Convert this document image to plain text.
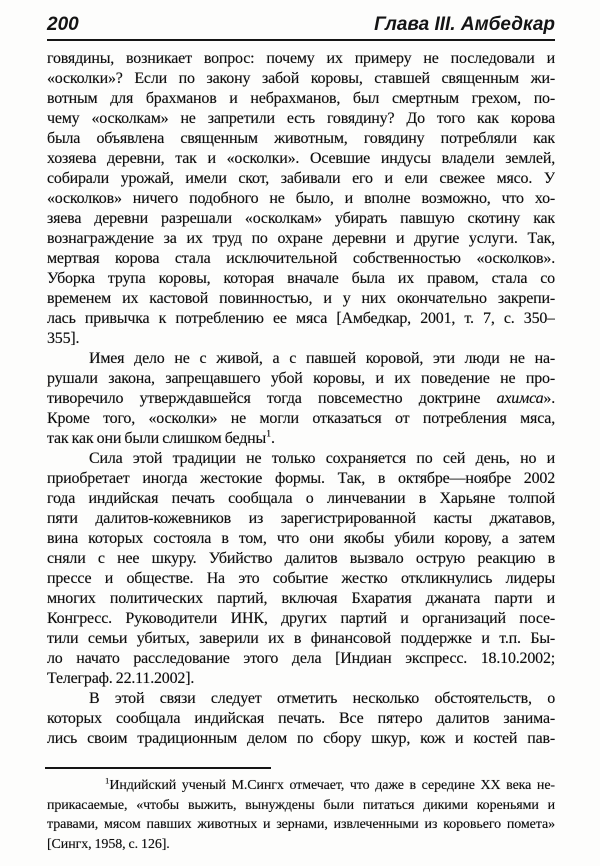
200	Глава III. Амбедкар
говядины, возникает вопрос: почему их примеру не последовали и
«осколки»? Если по закону забой коровы, ставшей священным жи-
вотным для брахманов и небрахманов, был смертным грехом, по-
чему «осколкам» не запретили есть говядину? До того как корова
была объявлена священным животным, говядину потребляли как
хозяева деревни, так и «осколки». Осевшие индусы владели землей,
собирали урожай, имели скот, забивали его и ели свежее мясо. У
«осколков» ничего подобного не было, и вполне возможно, что хо-
зяева деревни разрешали «осколкам» убирать павшую скотину как
вознаграждение за их труд по охране деревни и другие услуги. Так,
мертвая корова стала исключительной собственностью «осколков».
Уборка трупа коровы, которая вначале была их правом, стала со
временем их кастовой повинностью, и у них окончательно закрепи-
лась привычка к потреблению ее мяса [Амбедкар, 2001, т. 7, с. 350–
355].
Имея дело не с живой, а с павшей коровой, эти люди не на-
рушали закона, запрещавшего убой коровы, и их поведение не про-
тиворечило утверждавшейся тогда повсеместно доктрине ахимса».
Кроме того, «осколки» не могли отказаться от потребления мяса,
так как они были слишком бедны$^1$.
Сила этой традиции не только сохраняется по сей день, но и
приобретает иногда жестокие формы. Так, в октябре—ноябре 2002
года индийская печать сообщала о линчевании в Харьяне толпой
пяти далитов-кожевников из зарегистрированной касты джатавов,
вина которых состояла в том, что они якобы убили корову, а затем
сняли с нее шкуру. Убийство далитов вызвало острую реакцию в
прессе и обществе. На это событие жестко откликнулись лидеры
многих политических партий, включая Бхаратия джаната парти и
Конгресс. Руководители ИНК, других партий и организаций посе-
тили семьи убитых, заверили их в финансовой поддержке и т.п. Бы-
ло начато расследование этого дела [Индиан экспресс. 18.10.2002;
Телеграф. 22.11.2002].
В этой связи следует отметить несколько обстоятельств, о
которых сообщала индийская печать. Все пятеро далитов занима-
лись своим традиционным делом по сбору шкур, кож и костей пав-
$^1$Индийский ученый М.Сингх отмечает, что даже в середине XX века не-
прикасаемые, «чтобы выжить, вынуждены были питаться дикими кореньями и
травами, мясом павших животных и зернами, извлеченными из коровьего помета»
[Сингх, 1958, с. 126].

....................

■ GIVEN INSTRUCTION:
Reproduce the entries above exactly. Do not include the images.

■ RESPONSE:
Convert this document image to plain text.
200	Глава III. Амбедкар
говядины, возникает вопрос: почему их примеру не последовали и
«осколки»? Если по закону забой коровы, ставшей священным жи-
вотным для брахманов и небрахманов, был смертным грехом, по-
чему «осколкам» не запретили есть говядину? До того как корова
была объявлена священным животным, говядину потребляли как
хозяева деревни, так и «осколки». Осевшие индусы владели землей,
собирали урожай, имели скот, забивали его и ели свежее мясо. У
«осколков» ничего подобного не было, и вполне возможно, что хо-
зяева деревни разрешали «осколкам» убирать павшую скотину как
вознаграждение за их труд по охране деревни и другие услуги. Так,
мертвая корова стала исключительной собственностью «осколков».
Уборка трупа коровы, которая вначале была их правом, стала со
временем их кастовой повинностью, и у них окончательно закрепи-
лась привычка к потреблению ее мяса [Амбедкар, 2001, т. 7, с. 350–
355].
Имея дело не с живой, а с павшей коровой, эти люди не на-
рушали закона, запрещавшего убой коровы, и их поведение не про-
тиворечило утверждавшейся тогда повсеместно доктрине ахимса».
Кроме того, «осколки» не могли отказаться от потребления мяса,
так как они были слишком бедны$^1$.
Сила этой традиции не только сохраняется по сей день, но и
приобретает иногда жестокие формы. Так, в октябре—ноябре 2002
года индийская печать сообщала о линчевании в Харьяне толпой
пяти далитов-кожевников из зарегистрированной касты джатавов,
вина которых состояла в том, что они якобы убили корову, а затем
сняли с нее шкуру. Убийство далитов вызвало острую реакцию в
прессе и обществе. На это событие жестко откликнулись лидеры
многих политических партий, включая Бхаратия джаната парти и
Конгресс. Руководители ИНК, других партий и организаций посе-
тили семьи убитых, заверили их в финансовой поддержке и т.п. Бы-
ло начато расследование этого дела [Индиан экспресс. 18.10.2002;
Телеграф. 22.11.2002].
В этой связи следует отметить несколько обстоятельств, о
которых сообщала индийская печать. Все пятеро далитов занима-
лись своим традиционным делом по сбору шкур, кож и костей пав-
$^1$Индийский ученый М.Сингх отмечает, что даже в середине XX века не-
прикасаемые, «чтобы выжить, вынуждены были питаться дикими кореньями и
травами, мясом павших животных и зернами, извлеченными из коровьего помета»
[Сингх, 1958, с. 126].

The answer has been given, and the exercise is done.